Copy the material word for word, from its first line through the line that contains "toc-entry-14[interactable] bbox=[229, 395, 1179, 435]", including both of those lines.
-------- Extracted data --------
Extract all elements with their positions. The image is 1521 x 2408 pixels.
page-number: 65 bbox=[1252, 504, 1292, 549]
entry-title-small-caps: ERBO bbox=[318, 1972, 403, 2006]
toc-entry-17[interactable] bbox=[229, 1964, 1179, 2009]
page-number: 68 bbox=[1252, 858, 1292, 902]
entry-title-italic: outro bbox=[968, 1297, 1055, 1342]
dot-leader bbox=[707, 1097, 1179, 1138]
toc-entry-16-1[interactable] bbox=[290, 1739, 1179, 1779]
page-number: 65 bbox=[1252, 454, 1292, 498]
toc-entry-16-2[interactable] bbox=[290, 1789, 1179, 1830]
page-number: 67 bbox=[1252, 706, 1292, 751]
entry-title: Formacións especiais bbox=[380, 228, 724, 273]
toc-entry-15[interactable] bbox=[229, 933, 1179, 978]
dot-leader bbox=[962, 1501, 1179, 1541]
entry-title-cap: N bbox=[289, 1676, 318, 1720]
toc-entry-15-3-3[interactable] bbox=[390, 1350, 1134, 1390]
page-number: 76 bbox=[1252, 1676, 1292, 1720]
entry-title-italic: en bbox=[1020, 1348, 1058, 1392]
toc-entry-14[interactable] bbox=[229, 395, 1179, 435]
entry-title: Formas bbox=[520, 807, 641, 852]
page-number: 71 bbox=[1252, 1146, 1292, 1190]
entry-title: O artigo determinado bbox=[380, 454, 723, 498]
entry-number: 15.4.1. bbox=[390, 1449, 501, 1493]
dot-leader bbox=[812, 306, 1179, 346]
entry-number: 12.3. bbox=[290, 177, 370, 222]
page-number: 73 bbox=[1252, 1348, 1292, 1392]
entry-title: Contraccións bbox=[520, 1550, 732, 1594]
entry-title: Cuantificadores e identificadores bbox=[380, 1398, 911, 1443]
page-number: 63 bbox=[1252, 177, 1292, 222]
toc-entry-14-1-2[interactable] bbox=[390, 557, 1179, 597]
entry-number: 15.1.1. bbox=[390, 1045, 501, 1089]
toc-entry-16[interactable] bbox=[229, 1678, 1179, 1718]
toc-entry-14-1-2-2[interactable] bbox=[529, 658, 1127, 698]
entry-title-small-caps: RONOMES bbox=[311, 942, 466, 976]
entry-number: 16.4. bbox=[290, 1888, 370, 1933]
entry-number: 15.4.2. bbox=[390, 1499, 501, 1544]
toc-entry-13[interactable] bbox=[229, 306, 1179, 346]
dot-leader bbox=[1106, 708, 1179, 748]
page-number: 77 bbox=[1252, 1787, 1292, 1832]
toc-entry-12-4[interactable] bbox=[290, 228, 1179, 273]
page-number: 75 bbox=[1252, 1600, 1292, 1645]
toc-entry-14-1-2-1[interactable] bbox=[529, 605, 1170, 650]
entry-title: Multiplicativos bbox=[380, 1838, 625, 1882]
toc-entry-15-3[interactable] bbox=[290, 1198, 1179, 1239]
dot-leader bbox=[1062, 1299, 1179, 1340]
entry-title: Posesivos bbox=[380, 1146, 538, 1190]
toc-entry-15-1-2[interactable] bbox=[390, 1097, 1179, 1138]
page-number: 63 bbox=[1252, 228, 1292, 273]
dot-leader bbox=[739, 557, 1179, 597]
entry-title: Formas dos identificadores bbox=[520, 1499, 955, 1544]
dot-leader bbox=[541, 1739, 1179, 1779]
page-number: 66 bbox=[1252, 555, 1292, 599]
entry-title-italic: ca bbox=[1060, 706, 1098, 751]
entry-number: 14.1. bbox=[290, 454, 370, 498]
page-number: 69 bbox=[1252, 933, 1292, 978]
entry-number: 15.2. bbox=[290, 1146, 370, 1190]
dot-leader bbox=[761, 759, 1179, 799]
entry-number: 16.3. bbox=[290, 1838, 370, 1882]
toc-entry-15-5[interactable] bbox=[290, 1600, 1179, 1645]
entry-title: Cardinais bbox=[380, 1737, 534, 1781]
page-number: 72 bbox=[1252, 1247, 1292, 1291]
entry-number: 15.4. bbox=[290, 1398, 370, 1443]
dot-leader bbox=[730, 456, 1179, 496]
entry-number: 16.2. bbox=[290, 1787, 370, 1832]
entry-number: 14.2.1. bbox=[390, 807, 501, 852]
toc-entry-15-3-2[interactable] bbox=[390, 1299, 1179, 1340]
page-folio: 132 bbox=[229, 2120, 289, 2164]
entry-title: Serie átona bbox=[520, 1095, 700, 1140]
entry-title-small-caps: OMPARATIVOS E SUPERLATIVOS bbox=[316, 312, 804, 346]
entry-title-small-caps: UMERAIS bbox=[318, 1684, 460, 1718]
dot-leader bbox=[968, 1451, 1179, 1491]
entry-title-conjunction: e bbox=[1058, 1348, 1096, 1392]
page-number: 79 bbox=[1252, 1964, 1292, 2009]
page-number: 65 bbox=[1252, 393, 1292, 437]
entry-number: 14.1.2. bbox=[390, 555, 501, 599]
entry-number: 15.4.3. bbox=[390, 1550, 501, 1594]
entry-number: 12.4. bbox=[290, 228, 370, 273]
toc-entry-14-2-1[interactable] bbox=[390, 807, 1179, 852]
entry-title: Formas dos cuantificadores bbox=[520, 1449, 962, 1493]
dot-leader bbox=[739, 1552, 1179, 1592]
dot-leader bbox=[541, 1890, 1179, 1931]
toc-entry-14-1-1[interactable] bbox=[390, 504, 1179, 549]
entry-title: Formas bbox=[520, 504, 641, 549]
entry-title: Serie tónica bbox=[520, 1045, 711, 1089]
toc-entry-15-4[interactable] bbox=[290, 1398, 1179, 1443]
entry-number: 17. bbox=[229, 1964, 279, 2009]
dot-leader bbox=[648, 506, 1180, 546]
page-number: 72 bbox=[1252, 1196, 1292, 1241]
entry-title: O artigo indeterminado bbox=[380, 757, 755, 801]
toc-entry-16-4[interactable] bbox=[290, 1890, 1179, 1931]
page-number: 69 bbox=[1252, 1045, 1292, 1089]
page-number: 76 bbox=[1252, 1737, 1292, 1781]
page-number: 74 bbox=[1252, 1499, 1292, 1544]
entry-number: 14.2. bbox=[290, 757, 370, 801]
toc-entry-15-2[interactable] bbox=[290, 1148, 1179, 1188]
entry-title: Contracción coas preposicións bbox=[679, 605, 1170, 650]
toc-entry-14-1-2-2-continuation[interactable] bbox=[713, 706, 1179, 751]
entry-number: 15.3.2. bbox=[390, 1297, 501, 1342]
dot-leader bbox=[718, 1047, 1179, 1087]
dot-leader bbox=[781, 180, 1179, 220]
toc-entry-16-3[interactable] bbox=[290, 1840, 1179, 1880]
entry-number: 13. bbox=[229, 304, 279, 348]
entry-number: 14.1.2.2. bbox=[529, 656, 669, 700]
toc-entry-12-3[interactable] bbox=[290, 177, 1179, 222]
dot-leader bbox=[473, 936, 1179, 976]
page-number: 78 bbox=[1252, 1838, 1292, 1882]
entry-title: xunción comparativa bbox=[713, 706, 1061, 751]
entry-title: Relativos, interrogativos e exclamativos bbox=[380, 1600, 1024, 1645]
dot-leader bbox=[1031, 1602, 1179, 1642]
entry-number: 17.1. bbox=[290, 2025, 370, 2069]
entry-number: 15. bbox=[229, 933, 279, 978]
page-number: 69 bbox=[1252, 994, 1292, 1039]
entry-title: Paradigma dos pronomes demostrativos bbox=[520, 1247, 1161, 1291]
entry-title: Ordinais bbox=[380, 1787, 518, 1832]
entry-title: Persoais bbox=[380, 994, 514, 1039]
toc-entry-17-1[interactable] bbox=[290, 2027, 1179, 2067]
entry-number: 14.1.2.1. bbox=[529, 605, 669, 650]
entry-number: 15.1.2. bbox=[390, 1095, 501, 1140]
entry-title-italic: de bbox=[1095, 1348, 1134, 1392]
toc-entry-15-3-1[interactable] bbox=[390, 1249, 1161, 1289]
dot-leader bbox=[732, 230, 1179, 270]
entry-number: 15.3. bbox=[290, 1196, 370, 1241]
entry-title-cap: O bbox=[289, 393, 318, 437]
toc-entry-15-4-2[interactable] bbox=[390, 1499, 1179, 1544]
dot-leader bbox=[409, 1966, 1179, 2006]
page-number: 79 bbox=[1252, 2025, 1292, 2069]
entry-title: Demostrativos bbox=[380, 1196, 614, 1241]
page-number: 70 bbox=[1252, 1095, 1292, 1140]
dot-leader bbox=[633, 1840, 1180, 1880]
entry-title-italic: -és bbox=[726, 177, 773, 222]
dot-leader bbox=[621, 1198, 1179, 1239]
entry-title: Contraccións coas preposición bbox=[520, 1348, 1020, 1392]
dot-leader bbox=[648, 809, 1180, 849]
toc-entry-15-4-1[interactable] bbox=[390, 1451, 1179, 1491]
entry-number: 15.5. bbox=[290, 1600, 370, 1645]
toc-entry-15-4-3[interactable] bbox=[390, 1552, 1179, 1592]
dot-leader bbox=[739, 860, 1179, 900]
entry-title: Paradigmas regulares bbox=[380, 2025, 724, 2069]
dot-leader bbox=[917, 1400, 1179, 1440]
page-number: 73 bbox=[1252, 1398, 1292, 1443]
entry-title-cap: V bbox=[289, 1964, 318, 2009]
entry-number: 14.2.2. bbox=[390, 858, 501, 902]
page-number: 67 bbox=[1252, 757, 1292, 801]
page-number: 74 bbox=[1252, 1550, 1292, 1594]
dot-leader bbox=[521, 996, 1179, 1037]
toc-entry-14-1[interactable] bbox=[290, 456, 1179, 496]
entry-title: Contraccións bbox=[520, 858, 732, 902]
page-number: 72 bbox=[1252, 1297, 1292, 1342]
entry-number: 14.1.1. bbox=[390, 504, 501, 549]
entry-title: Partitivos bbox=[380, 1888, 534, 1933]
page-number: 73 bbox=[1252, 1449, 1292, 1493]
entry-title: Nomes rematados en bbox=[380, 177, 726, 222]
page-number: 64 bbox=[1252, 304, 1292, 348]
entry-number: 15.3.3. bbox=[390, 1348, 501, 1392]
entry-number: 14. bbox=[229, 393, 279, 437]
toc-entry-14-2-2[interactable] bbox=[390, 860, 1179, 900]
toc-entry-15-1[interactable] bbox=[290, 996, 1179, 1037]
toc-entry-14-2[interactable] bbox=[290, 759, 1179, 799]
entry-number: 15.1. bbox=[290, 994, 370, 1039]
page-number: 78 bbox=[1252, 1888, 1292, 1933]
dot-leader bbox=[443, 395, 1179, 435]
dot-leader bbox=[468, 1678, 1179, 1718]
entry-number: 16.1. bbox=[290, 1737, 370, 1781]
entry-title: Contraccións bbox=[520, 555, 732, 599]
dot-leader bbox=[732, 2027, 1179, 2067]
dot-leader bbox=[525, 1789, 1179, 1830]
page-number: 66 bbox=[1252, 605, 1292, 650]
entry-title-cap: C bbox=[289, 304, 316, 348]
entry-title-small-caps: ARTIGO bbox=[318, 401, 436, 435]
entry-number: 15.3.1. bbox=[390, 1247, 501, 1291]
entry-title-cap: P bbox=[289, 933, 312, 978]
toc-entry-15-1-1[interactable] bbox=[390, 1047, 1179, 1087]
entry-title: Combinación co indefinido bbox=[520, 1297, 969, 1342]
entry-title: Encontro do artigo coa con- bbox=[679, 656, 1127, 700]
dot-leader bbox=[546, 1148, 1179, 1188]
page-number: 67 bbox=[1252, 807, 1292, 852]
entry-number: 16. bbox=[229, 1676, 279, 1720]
--------
--- Expected answer ---
Extract all elements with their positions. The image is 1521 x 2408 pixels.
page-number: 65 bbox=[1252, 504, 1292, 549]
entry-title-small-caps: ERBO bbox=[318, 1972, 403, 2006]
toc-entry-17[interactable] bbox=[229, 1964, 1179, 2009]
page-number: 68 bbox=[1252, 858, 1292, 902]
entry-title-italic: outro bbox=[968, 1297, 1055, 1342]
dot-leader bbox=[707, 1097, 1179, 1138]
toc-entry-16-1[interactable] bbox=[290, 1739, 1179, 1779]
page-number: 65 bbox=[1252, 454, 1292, 498]
toc-entry-16-2[interactable] bbox=[290, 1789, 1179, 1830]
page-number: 67 bbox=[1252, 706, 1292, 751]
entry-title: Formacións especiais bbox=[380, 228, 724, 273]
toc-entry-15[interactable] bbox=[229, 933, 1179, 978]
dot-leader bbox=[962, 1501, 1179, 1541]
entry-title-cap: N bbox=[289, 1676, 318, 1720]
toc-entry-15-3-3[interactable] bbox=[390, 1350, 1134, 1390]
page-number: 76 bbox=[1252, 1676, 1292, 1720]
entry-title-italic: en bbox=[1020, 1348, 1058, 1392]
toc-entry-14[interactable] bbox=[229, 395, 1179, 435]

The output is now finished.